Would you quote the material below in full and unchanged?

>> begin

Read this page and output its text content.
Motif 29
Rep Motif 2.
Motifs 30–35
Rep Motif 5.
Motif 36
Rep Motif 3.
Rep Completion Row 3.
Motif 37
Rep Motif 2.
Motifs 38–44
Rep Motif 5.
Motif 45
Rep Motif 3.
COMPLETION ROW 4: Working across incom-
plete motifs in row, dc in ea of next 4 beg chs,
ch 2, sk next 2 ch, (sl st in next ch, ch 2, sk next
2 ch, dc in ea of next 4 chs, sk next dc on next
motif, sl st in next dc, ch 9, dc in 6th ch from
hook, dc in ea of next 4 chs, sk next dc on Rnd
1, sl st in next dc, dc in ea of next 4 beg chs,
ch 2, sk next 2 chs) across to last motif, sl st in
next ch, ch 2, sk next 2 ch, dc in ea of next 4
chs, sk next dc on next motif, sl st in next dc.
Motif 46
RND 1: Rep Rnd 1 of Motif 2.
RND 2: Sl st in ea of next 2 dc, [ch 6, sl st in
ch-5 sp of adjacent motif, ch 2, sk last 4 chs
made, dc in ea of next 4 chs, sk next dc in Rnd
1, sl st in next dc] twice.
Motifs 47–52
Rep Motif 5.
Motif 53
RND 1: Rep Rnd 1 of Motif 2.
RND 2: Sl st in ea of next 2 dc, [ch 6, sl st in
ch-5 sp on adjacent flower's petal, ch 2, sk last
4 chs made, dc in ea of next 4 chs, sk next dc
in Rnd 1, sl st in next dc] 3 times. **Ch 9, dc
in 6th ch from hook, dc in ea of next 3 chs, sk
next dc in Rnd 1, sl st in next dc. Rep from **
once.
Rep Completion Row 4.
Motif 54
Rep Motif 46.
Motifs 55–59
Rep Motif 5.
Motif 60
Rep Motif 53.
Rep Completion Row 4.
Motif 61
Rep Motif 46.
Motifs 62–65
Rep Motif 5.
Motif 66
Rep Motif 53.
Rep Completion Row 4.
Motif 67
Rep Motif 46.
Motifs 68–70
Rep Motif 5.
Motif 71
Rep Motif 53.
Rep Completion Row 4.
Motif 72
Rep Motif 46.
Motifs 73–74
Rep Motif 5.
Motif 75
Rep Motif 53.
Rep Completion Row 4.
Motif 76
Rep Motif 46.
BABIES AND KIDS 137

>> end

§ THE COMPLETED TASK:
Read this page and output its text content.
Motif 29
Rep Motif 2.
Motifs 30–35
Rep Motif 5.
Motif 36
Rep Motif 3.
Rep Completion Row 3.
Motif 37
Rep Motif 2.
Motifs 38–44
Rep Motif 5.
Motif 45
Rep Motif 3.
COMPLETION ROW 4: Working across incom-
plete motifs in row, dc in ea of next 4 beg chs,
ch 2, sk next 2 ch, (sl st in next ch, ch 2, sk next
2 ch, dc in ea of next 4 chs, sk next dc on next
motif, sl st in next dc, ch 9, dc in 6th ch from
hook, dc in ea of next 4 chs, sk next dc on Rnd
1, sl st in next dc, dc in ea of next 4 beg chs,
ch 2, sk next 2 chs) across to last motif, sl st in
next ch, ch 2, sk next 2 ch, dc in ea of next 4
chs, sk next dc on next motif, sl st in next dc.
Motif 46
RND 1: Rep Rnd 1 of Motif 2.
RND 2: Sl st in ea of next 2 dc, [ch 6, sl st in
ch-5 sp of adjacent motif, ch 2, sk last 4 chs
made, dc in ea of next 4 chs, sk next dc in Rnd
1, sl st in next dc] twice.
Motifs 47–52
Rep Motif 5.
Motif 53
RND 1: Rep Rnd 1 of Motif 2.
RND 2: Sl st in ea of next 2 dc, [ch 6, sl st in
ch-5 sp on adjacent flower's petal, ch 2, sk last
4 chs made, dc in ea of next 4 chs, sk next dc
in Rnd 1, sl st in next dc] 3 times. **Ch 9, dc
in 6th ch from hook, dc in ea of next 3 chs, sk
next dc in Rnd 1, sl st in next dc. Rep from **
once.
Rep Completion Row 4.
Motif 54
Rep Motif 46.
Motifs 55–59
Rep Motif 5.
Motif 60
Rep Motif 53.
Rep Completion Row 4.
Motif 61
Rep Motif 46.
Motifs 62–65
Rep Motif 5.
Motif 66
Rep Motif 53.
Rep Completion Row 4.
Motif 67
Rep Motif 46.
Motifs 68–70
Rep Motif 5.
Motif 71
Rep Motif 53.
Rep Completion Row 4.
Motif 72
Rep Motif 46.
Motifs 73–74
Rep Motif 5.
Motif 75
Rep Motif 53.
Rep Completion Row 4.
Motif 76
Rep Motif 46.
BABIES AND KIDS 137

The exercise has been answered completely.